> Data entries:
= = = =

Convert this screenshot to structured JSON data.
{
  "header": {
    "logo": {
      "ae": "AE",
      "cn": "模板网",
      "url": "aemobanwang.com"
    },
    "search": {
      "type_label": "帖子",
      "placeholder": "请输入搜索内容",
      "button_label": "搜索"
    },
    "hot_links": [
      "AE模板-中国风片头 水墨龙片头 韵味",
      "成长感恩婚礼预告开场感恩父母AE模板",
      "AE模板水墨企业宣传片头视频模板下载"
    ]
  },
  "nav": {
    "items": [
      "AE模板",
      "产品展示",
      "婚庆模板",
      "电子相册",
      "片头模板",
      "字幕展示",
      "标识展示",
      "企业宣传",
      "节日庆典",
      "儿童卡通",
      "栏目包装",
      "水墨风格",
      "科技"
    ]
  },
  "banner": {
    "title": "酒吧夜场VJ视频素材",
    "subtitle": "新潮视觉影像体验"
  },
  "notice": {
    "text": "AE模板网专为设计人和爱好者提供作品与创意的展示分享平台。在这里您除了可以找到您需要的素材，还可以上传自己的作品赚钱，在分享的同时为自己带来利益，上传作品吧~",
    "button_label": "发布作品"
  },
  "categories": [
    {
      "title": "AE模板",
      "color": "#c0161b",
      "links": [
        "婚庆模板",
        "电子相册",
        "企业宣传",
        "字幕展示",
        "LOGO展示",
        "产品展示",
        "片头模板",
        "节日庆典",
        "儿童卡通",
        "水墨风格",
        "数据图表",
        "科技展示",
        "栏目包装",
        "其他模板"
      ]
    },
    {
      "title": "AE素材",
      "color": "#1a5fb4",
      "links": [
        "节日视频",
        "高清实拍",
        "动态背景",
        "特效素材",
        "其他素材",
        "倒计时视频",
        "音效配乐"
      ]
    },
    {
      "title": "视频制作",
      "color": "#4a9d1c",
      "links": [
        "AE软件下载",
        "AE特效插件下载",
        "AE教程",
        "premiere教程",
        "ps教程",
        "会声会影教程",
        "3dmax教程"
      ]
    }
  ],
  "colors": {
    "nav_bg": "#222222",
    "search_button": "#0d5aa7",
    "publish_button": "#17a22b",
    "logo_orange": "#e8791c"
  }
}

= = = =

> What you have to do: Type out the entries again, word for word.

> Finished task:
Convert this screenshot to structured JSON data.
{
  "header": {
    "logo": {
      "ae": "AE",
      "cn": "模板网",
      "url": "aemobanwang.com"
    },
    "search": {
      "type_label": "帖子",
      "placeholder": "请输入搜索内容",
      "button_label": "搜索"
    },
    "hot_links": [
      "AE模板-中国风片头 水墨龙片头 韵味",
      "成长感恩婚礼预告开场感恩父母AE模板",
      "AE模板水墨企业宣传片头视频模板下载"
    ]
  },
  "nav": {
    "items": [
      "AE模板",
      "产品展示",
      "婚庆模板",
      "电子相册",
      "片头模板",
      "字幕展示",
      "标识展示",
      "企业宣传",
      "节日庆典",
      "儿童卡通",
      "栏目包装",
      "水墨风格",
      "科技"
    ]
  },
  "banner": {
    "title": "酒吧夜场VJ视频素材",
    "subtitle": "新潮视觉影像体验"
  },
  "notice": {
    "text": "AE模板网专为设计人和爱好者提供作品与创意的展示分享平台。在这里您除了可以找到您需要的素材，还可以上传自己的作品赚钱，在分享的同时为自己带来利益，上传作品吧~",
    "button_label": "发布作品"
  },
  "categories": [
    {
      "title": "AE模板",
      "color": "#c0161b",
      "links": [
        "婚庆模板",
        "电子相册",
        "企业宣传",
        "字幕展示",
        "LOGO展示",
        "产品展示",
        "片头模板",
        "节日庆典",
        "儿童卡通",
        "水墨风格",
        "数据图表",
        "科技展示",
        "栏目包装",
        "其他模板"
      ]
    },
    {
      "title": "AE素材",
      "color": "#1a5fb4",
      "links": [
        "节日视频",
        "高清实拍",
        "动态背景",
        "特效素材",
        "其他素材",
        "倒计时视频",
        "音效配乐"
      ]
    },
    {
      "title": "视频制作",
      "color": "#4a9d1c",
      "links": [
        "AE软件下载",
        "AE特效插件下载",
        "AE教程",
        "premiere教程",
        "ps教程",
        "会声会影教程",
        "3dmax教程"
      ]
    }
  ],
  "colors": {
    "nav_bg": "#222222",
    "search_button": "#0d5aa7",
    "publish_button": "#17a22b",
    "logo_orange": "#e8791c"
  }
}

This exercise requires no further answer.